EXERCISE DETAILS. All entries below need to be written out exactly, but without their pictures.
===== DATA TO USE
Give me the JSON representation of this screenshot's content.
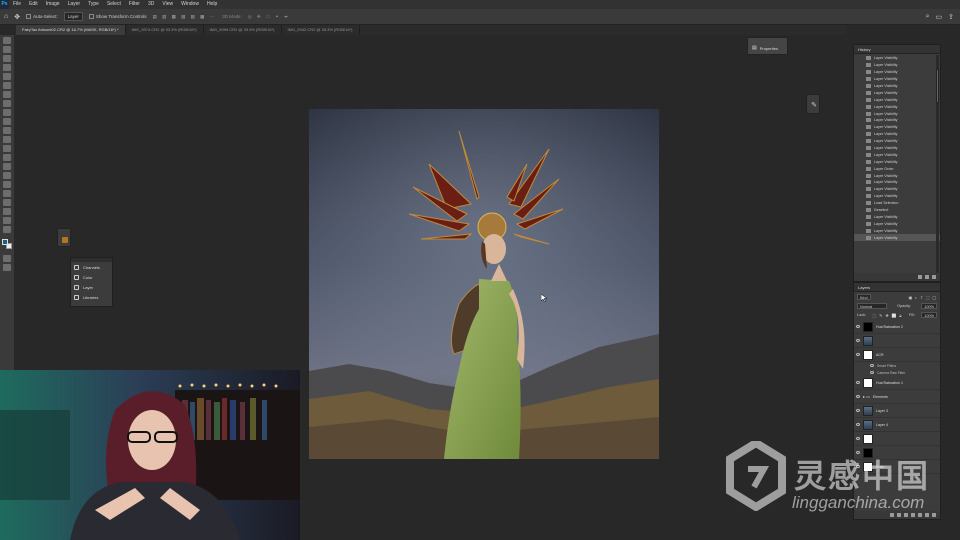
{
  "menubar": {
    "items": [
      "File",
      "Edit",
      "Image",
      "Layer",
      "Type",
      "Select",
      "Filter",
      "3D",
      "View",
      "Window",
      "Help"
    ]
  },
  "options": {
    "auto_select_label": "Auto-Select:",
    "auto_select_value": "Layer",
    "show_transform_label": "Show Transform Controls",
    "mode_3d_label": "3D Mode:"
  },
  "tabs": [
    {
      "label": "FairyTaz Artwork02.CR2 @ 16.7% (MASK, RGB/16*) *",
      "active": true
    },
    {
      "label": "IMG_9374.CR2 @ 33.3% (RGB/16*)",
      "active": false
    },
    {
      "label": "IMG_9399.CR2 @ 33.3% (RGB/16*)",
      "active": false
    },
    {
      "label": "IMG_9342.CR2 @ 33.3% (RGB/16*)",
      "active": false
    }
  ],
  "properties_panel": {
    "label": "Properties"
  },
  "stack_panel": {
    "items": [
      {
        "label": "Channels",
        "icon": "channels-icon"
      },
      {
        "label": "Color",
        "icon": "color-icon"
      },
      {
        "label": "Layer",
        "icon": "layer-icon"
      },
      {
        "label": "Libraries",
        "icon": "libraries-icon"
      }
    ]
  },
  "history": {
    "title": "History",
    "rows": [
      "Layer Visibility",
      "Layer Visibility",
      "Layer Visibility",
      "Layer Visibility",
      "Layer Visibility",
      "Layer Visibility",
      "Layer Visibility",
      "Layer Visibility",
      "Layer Visibility",
      "Layer Visibility",
      "Layer Visibility",
      "Layer Visibility",
      "Layer Visibility",
      "Layer Visibility",
      "Layer Visibility",
      "Layer Visibility",
      "Layer Order",
      "Layer Visibility",
      "Layer Visibility",
      "Layer Visibility",
      "Layer Visibility",
      "Load Selection",
      "Deselect",
      "Layer Visibility",
      "Layer Visibility",
      "Layer Visibility",
      "Layer Visibility"
    ],
    "current_index": 26
  },
  "layers": {
    "title": "Layers",
    "filter_label": "Kind",
    "blend_mode": "Normal",
    "opacity_label": "Opacity:",
    "opacity_value": "100%",
    "lock_label": "Lock:",
    "fill_label": "Fill:",
    "fill_value": "100%",
    "rows": [
      {
        "name": "Hue/Saturation 2",
        "thumb": "black",
        "kind": "layer"
      },
      {
        "name": "",
        "thumb": "photo",
        "kind": "layer"
      },
      {
        "name": "ACR",
        "thumb": "white",
        "kind": "layer"
      },
      {
        "name": "Smart Filters",
        "kind": "sub"
      },
      {
        "name": "Camera Raw Filter",
        "kind": "sub"
      },
      {
        "name": "Hue/Saturation 1",
        "thumb": "white",
        "kind": "layer"
      },
      {
        "name": "Elements",
        "kind": "group"
      },
      {
        "name": "Layer 3",
        "thumb": "photo",
        "kind": "layer"
      },
      {
        "name": "Layer 4",
        "thumb": "photo",
        "kind": "layer"
      },
      {
        "name": "",
        "thumb": "white",
        "kind": "layer"
      },
      {
        "name": "",
        "thumb": "black",
        "kind": "layer"
      },
      {
        "name": "Brian",
        "thumb": "white",
        "kind": "layer"
      }
    ]
  },
  "watermark": {
    "title": "灵感中国",
    "url": "lingganchina.com"
  },
  "colors": {
    "accent": "#31a8ff",
    "foreground": "#1f5f7a",
    "background": "#eeeeee"
  }
}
==========
TASK RESPONSE.
Give me the JSON representation of this screenshot's content.
{
  "menubar": {
    "items": [
      "File",
      "Edit",
      "Image",
      "Layer",
      "Type",
      "Select",
      "Filter",
      "3D",
      "View",
      "Window",
      "Help"
    ]
  },
  "options": {
    "auto_select_label": "Auto-Select:",
    "auto_select_value": "Layer",
    "show_transform_label": "Show Transform Controls",
    "mode_3d_label": "3D Mode:"
  },
  "tabs": [
    {
      "label": "FairyTaz Artwork02.CR2 @ 16.7% (MASK, RGB/16*) *",
      "active": true
    },
    {
      "label": "IMG_9374.CR2 @ 33.3% (RGB/16*)",
      "active": false
    },
    {
      "label": "IMG_9399.CR2 @ 33.3% (RGB/16*)",
      "active": false
    },
    {
      "label": "IMG_9342.CR2 @ 33.3% (RGB/16*)",
      "active": false
    }
  ],
  "properties_panel": {
    "label": "Properties"
  },
  "stack_panel": {
    "items": [
      {
        "label": "Channels",
        "icon": "channels-icon"
      },
      {
        "label": "Color",
        "icon": "color-icon"
      },
      {
        "label": "Layer",
        "icon": "layer-icon"
      },
      {
        "label": "Libraries",
        "icon": "libraries-icon"
      }
    ]
  },
  "history": {
    "title": "History",
    "rows": [
      "Layer Visibility",
      "Layer Visibility",
      "Layer Visibility",
      "Layer Visibility",
      "Layer Visibility",
      "Layer Visibility",
      "Layer Visibility",
      "Layer Visibility",
      "Layer Visibility",
      "Layer Visibility",
      "Layer Visibility",
      "Layer Visibility",
      "Layer Visibility",
      "Layer Visibility",
      "Layer Visibility",
      "Layer Visibility",
      "Layer Order",
      "Layer Visibility",
      "Layer Visibility",
      "Layer Visibility",
      "Layer Visibility",
      "Load Selection",
      "Deselect",
      "Layer Visibility",
      "Layer Visibility",
      "Layer Visibility",
      "Layer Visibility"
    ],
    "current_index": 26
  },
  "layers": {
    "title": "Layers",
    "filter_label": "Kind",
    "blend_mode": "Normal",
    "opacity_label": "Opacity:",
    "opacity_value": "100%",
    "lock_label": "Lock:",
    "fill_label": "Fill:",
    "fill_value": "100%",
    "rows": [
      {
        "name": "Hue/Saturation 2",
        "thumb": "black",
        "kind": "layer"
      },
      {
        "name": "",
        "thumb": "photo",
        "kind": "layer"
      },
      {
        "name": "ACR",
        "thumb": "white",
        "kind": "layer"
      },
      {
        "name": "Smart Filters",
        "kind": "sub"
      },
      {
        "name": "Camera Raw Filter",
        "kind": "sub"
      },
      {
        "name": "Hue/Saturation 1",
        "thumb": "white",
        "kind": "layer"
      },
      {
        "name": "Elements",
        "kind": "group"
      },
      {
        "name": "Layer 3",
        "thumb": "photo",
        "kind": "layer"
      },
      {
        "name": "Layer 4",
        "thumb": "photo",
        "kind": "layer"
      },
      {
        "name": "",
        "thumb": "white",
        "kind": "layer"
      },
      {
        "name": "",
        "thumb": "black",
        "kind": "layer"
      },
      {
        "name": "Brian",
        "thumb": "white",
        "kind": "layer"
      }
    ]
  },
  "watermark": {
    "title": "灵感中国",
    "url": "lingganchina.com"
  },
  "colors": {
    "accent": "#31a8ff",
    "foreground": "#1f5f7a",
    "background": "#eeeeee"
  }
}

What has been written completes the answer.